▶ [Do this]: Each line from the one that contains "Parse this screenshot: output" to the end of the material must be quoted exactly; include both end lines and nothing else.

▶ [Material]:
<<<<

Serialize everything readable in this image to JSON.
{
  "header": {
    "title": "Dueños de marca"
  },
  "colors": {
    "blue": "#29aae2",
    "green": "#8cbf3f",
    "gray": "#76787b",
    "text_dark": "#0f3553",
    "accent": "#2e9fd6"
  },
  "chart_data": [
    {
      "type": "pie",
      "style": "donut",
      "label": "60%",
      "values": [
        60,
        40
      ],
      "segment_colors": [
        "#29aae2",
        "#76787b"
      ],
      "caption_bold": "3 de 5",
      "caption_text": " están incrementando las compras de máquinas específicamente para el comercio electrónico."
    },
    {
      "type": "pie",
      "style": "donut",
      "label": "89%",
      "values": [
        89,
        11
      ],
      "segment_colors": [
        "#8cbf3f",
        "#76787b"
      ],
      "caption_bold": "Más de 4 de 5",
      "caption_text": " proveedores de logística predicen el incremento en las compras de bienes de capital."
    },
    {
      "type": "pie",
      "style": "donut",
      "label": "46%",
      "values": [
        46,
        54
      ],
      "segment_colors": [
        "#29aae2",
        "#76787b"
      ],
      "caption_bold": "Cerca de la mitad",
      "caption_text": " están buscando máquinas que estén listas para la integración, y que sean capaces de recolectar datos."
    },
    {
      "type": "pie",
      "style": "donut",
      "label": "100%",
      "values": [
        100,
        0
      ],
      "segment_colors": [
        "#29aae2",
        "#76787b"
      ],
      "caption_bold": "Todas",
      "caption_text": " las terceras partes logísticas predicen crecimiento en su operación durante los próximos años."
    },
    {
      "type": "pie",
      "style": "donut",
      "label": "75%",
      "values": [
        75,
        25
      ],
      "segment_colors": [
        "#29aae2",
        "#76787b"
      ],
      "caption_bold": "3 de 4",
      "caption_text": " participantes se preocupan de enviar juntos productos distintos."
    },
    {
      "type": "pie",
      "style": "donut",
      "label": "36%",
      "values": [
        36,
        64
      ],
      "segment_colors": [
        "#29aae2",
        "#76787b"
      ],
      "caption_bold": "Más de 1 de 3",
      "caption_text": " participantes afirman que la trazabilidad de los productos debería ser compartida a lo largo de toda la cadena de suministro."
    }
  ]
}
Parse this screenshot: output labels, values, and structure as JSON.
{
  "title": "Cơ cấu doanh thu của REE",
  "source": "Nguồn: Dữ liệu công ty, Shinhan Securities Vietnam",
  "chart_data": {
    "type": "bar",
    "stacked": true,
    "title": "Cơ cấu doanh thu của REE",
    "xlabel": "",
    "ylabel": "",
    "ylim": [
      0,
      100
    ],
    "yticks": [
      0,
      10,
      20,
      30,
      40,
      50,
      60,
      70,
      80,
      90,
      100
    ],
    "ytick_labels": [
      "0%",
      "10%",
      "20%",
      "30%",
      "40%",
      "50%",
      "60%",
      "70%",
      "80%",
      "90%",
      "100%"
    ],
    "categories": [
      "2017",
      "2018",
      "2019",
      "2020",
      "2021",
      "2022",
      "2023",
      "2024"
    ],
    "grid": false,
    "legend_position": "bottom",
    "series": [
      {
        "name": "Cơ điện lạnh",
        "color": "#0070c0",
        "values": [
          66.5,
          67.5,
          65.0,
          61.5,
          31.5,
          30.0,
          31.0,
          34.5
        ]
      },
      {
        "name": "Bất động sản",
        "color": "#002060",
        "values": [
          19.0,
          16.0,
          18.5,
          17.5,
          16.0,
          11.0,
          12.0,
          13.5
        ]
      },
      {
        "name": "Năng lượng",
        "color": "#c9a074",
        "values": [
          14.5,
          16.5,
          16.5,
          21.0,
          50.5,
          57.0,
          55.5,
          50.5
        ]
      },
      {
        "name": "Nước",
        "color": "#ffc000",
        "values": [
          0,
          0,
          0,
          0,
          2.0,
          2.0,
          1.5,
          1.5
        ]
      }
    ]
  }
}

>>>>

▶ [Answer in full]:
Parse this screenshot: output labels, values, and structure as JSON.
{
  "title": "Cơ cấu doanh thu của REE",
  "source": "Nguồn: Dữ liệu công ty, Shinhan Securities Vietnam",
  "chart_data": {
    "type": "bar",
    "stacked": true,
    "title": "Cơ cấu doanh thu của REE",
    "xlabel": "",
    "ylabel": "",
    "ylim": [
      0,
      100
    ],
    "yticks": [
      0,
      10,
      20,
      30,
      40,
      50,
      60,
      70,
      80,
      90,
      100
    ],
    "ytick_labels": [
      "0%",
      "10%",
      "20%",
      "30%",
      "40%",
      "50%",
      "60%",
      "70%",
      "80%",
      "90%",
      "100%"
    ],
    "categories": [
      "2017",
      "2018",
      "2019",
      "2020",
      "2021",
      "2022",
      "2023",
      "2024"
    ],
    "grid": false,
    "legend_position": "bottom",
    "series": [
      {
        "name": "Cơ điện lạnh",
        "color": "#0070c0",
        "values": [
          66.5,
          67.5,
          65.0,
          61.5,
          31.5,
          30.0,
          31.0,
          34.5
        ]
      },
      {
        "name": "Bất động sản",
        "color": "#002060",
        "values": [
          19.0,
          16.0,
          18.5,
          17.5,
          16.0,
          11.0,
          12.0,
          13.5
        ]
      },
      {
        "name": "Năng lượng",
        "color": "#c9a074",
        "values": [
          14.5,
          16.5,
          16.5,
          21.0,
          50.5,
          57.0,
          55.5,
          50.5
        ]
      },
      {
        "name": "Nước",
        "color": "#ffc000",
        "values": [
          0,
          0,
          0,
          0,
          2.0,
          2.0,
          1.5,
          1.5
        ]
      }
    ]
  }
}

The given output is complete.